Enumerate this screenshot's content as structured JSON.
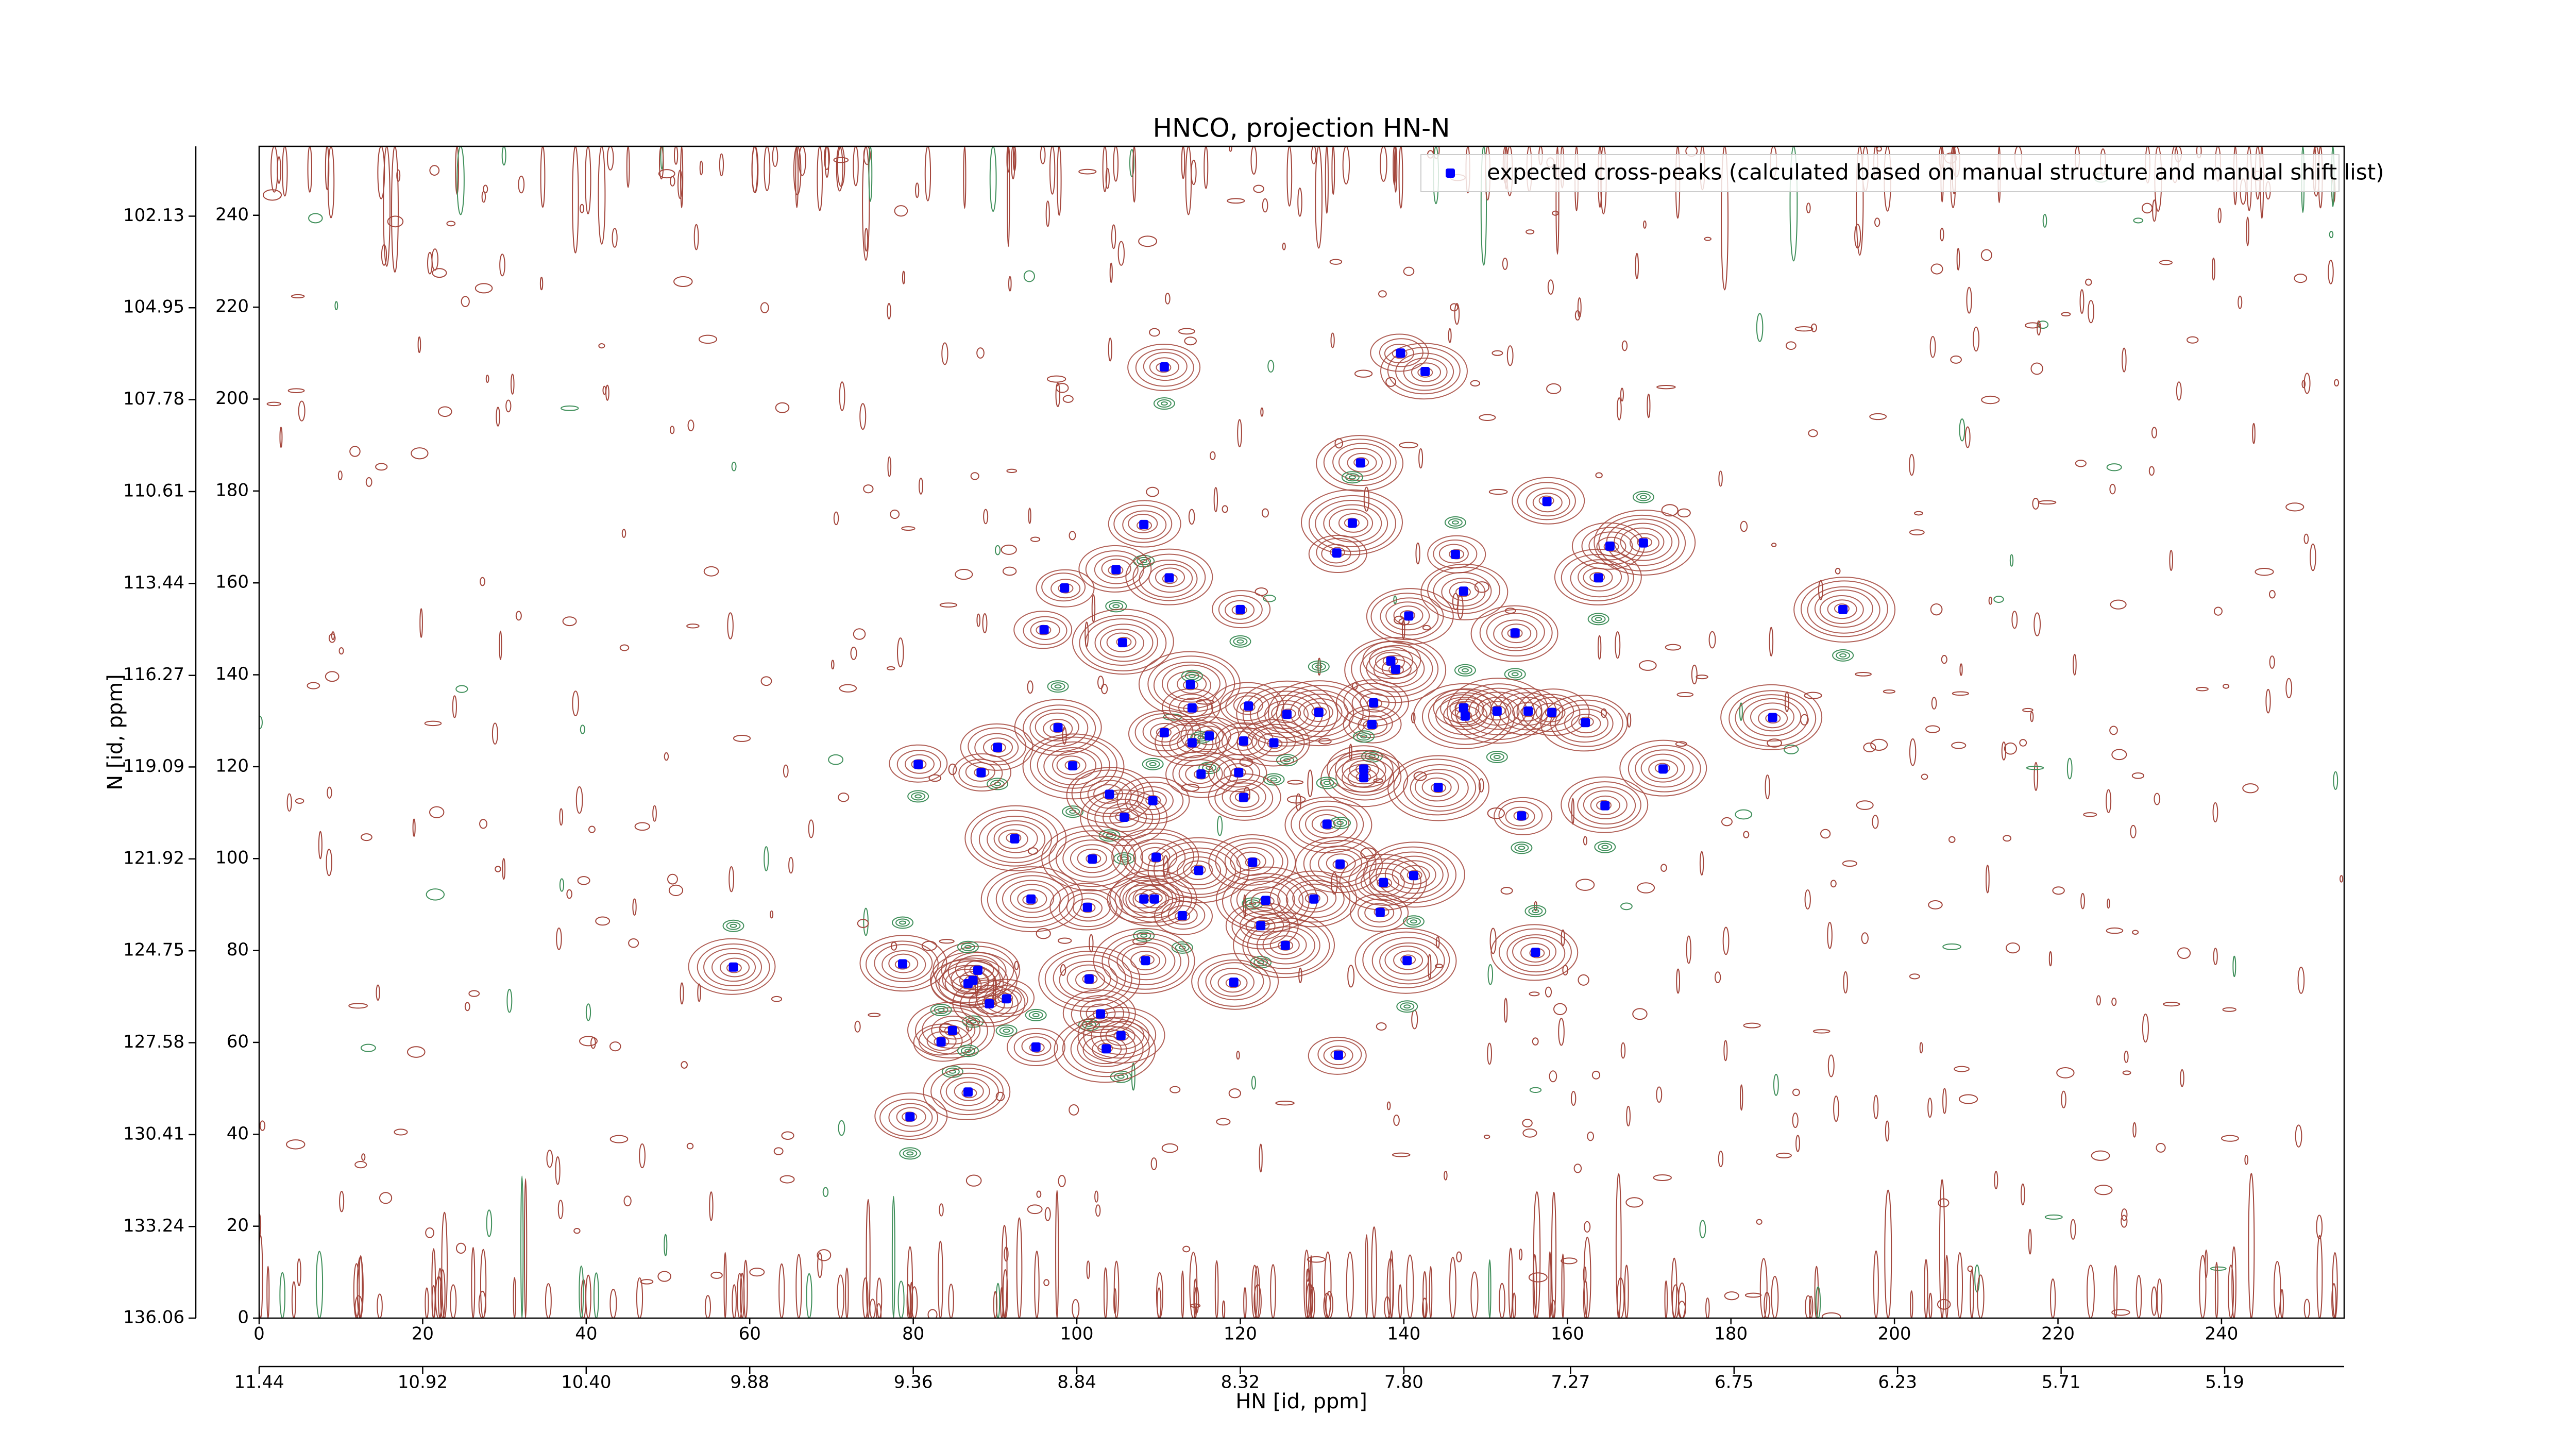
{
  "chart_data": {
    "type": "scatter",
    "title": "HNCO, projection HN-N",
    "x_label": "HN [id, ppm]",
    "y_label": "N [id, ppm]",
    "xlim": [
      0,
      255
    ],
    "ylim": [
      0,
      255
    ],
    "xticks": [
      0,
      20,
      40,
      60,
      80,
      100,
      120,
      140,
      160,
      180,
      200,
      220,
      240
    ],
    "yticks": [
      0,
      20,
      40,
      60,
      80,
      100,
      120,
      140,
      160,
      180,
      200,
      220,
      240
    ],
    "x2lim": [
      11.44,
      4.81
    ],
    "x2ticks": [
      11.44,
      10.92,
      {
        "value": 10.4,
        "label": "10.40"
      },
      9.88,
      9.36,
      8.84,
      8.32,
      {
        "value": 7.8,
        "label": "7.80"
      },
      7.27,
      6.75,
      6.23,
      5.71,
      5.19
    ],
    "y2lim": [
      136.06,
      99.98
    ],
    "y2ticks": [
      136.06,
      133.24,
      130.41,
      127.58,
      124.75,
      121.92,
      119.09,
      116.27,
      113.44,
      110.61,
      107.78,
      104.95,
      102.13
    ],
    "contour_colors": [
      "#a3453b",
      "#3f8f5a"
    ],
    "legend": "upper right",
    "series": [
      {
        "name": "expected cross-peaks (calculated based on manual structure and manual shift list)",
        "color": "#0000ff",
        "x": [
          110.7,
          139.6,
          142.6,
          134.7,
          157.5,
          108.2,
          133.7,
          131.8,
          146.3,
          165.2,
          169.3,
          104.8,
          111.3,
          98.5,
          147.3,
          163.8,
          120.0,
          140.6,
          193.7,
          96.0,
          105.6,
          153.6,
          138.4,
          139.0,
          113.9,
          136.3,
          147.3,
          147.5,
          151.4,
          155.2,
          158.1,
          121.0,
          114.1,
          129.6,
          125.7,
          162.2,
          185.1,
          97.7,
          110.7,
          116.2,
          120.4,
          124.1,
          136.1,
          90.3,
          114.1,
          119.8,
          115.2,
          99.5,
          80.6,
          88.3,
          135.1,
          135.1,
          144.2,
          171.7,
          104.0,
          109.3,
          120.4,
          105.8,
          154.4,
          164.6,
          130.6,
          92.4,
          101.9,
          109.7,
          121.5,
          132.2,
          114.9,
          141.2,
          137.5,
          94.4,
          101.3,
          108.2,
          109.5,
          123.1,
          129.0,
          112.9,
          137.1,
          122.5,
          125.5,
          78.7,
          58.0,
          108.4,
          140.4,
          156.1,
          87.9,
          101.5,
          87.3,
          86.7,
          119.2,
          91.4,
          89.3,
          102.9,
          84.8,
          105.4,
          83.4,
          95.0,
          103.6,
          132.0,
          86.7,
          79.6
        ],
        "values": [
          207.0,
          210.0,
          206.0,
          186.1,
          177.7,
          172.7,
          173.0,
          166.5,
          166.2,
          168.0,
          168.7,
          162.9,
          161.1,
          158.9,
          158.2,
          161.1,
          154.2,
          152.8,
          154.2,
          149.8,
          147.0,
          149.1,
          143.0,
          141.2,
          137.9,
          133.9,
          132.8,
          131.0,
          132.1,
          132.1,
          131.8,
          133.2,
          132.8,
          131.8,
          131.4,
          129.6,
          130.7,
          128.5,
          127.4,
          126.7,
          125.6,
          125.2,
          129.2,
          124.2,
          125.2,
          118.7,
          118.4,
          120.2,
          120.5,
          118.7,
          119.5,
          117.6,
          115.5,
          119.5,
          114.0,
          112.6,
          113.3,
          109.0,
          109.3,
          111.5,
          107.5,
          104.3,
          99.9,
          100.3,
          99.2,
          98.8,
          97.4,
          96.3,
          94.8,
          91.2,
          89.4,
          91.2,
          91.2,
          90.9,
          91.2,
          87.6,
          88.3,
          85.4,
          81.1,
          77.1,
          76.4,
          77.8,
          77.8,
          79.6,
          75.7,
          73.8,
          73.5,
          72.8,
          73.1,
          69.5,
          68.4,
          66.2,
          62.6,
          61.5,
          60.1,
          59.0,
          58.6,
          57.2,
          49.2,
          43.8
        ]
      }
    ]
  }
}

★ ★ ★ ★

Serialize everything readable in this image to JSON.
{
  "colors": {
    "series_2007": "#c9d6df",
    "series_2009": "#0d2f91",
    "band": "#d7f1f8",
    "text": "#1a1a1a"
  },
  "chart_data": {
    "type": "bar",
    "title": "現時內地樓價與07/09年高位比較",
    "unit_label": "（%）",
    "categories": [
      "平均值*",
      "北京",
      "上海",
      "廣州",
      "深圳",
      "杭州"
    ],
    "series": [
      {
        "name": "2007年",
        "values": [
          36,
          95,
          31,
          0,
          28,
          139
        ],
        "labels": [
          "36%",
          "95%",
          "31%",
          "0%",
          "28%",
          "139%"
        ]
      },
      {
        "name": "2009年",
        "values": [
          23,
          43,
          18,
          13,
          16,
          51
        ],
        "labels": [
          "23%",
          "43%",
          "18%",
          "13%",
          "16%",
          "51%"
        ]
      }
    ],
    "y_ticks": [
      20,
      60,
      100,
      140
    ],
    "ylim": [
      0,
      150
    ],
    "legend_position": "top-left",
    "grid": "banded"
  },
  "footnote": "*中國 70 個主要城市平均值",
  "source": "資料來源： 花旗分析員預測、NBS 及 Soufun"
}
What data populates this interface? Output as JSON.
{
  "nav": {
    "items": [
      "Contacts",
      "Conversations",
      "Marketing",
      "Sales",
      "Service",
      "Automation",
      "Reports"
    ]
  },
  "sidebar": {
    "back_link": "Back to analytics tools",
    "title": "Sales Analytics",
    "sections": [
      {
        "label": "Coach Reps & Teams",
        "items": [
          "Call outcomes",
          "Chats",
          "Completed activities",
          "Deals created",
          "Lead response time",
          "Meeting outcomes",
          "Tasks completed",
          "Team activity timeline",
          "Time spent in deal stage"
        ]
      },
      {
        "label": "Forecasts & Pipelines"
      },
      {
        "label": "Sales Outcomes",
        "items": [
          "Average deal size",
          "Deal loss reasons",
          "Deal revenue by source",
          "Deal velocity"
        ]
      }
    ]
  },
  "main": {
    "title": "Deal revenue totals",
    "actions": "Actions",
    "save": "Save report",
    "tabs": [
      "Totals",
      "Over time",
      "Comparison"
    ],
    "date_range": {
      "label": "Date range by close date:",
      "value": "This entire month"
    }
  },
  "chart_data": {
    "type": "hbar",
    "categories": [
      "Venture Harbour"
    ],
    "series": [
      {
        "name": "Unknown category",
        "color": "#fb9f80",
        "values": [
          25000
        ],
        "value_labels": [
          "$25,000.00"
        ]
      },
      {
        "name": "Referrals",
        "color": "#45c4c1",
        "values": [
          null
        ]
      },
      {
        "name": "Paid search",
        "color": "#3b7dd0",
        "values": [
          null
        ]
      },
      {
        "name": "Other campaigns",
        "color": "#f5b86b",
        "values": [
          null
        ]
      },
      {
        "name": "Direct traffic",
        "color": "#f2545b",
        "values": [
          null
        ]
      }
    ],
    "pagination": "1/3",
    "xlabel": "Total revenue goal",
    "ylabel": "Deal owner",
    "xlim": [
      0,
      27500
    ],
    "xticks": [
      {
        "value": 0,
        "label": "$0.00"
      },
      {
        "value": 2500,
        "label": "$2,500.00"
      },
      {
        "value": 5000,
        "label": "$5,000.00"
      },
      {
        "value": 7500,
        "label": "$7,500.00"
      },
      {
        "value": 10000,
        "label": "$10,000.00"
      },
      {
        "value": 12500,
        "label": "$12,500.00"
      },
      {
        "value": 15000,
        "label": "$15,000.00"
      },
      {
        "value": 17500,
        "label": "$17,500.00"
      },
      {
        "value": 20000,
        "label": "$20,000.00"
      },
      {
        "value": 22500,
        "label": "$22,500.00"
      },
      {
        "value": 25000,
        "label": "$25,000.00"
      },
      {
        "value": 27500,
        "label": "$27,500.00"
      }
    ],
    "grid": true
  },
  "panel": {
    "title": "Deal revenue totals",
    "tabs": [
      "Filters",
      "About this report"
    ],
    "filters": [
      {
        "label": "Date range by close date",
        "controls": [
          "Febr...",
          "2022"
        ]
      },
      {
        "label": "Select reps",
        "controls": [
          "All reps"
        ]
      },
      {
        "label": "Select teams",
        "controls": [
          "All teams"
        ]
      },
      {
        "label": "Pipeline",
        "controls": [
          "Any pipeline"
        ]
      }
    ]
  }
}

★ ★ ★ ★

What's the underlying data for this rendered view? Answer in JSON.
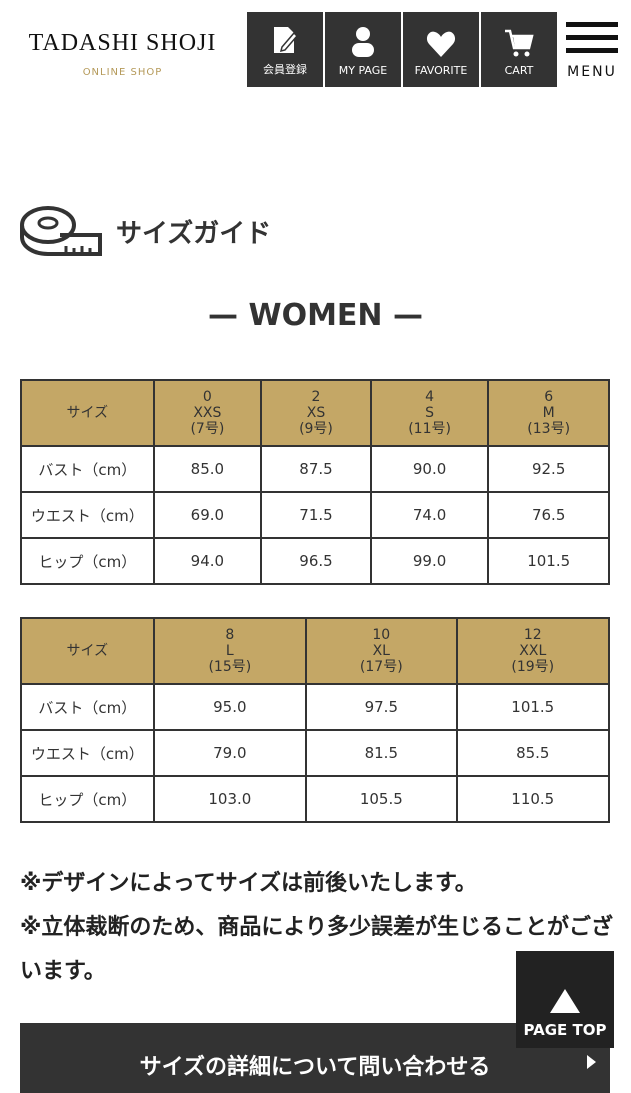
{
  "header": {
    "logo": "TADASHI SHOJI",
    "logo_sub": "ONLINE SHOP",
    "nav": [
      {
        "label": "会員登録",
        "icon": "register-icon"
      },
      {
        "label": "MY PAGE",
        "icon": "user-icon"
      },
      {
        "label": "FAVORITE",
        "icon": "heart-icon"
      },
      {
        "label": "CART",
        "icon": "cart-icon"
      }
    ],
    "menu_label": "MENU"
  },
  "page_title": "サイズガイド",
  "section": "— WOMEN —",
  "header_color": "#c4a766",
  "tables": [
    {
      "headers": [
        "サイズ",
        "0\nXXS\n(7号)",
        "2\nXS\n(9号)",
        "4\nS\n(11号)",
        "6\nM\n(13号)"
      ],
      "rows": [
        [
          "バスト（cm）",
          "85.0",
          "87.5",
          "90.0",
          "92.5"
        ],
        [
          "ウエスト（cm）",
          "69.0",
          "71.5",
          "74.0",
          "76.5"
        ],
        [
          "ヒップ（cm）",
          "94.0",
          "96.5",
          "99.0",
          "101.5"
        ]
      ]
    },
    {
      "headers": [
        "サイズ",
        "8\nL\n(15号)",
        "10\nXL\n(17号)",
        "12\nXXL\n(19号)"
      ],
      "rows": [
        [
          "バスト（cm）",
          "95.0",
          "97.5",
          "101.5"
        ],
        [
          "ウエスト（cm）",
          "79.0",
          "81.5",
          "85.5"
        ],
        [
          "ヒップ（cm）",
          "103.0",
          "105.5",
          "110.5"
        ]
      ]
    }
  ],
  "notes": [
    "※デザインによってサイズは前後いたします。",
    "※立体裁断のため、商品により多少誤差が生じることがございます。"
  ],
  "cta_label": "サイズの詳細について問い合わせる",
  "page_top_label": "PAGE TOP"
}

★ ★ ★ ★

§ **The request**
Give the count of lines holding the word "close", with no other words.

§ **Solved exercise**
2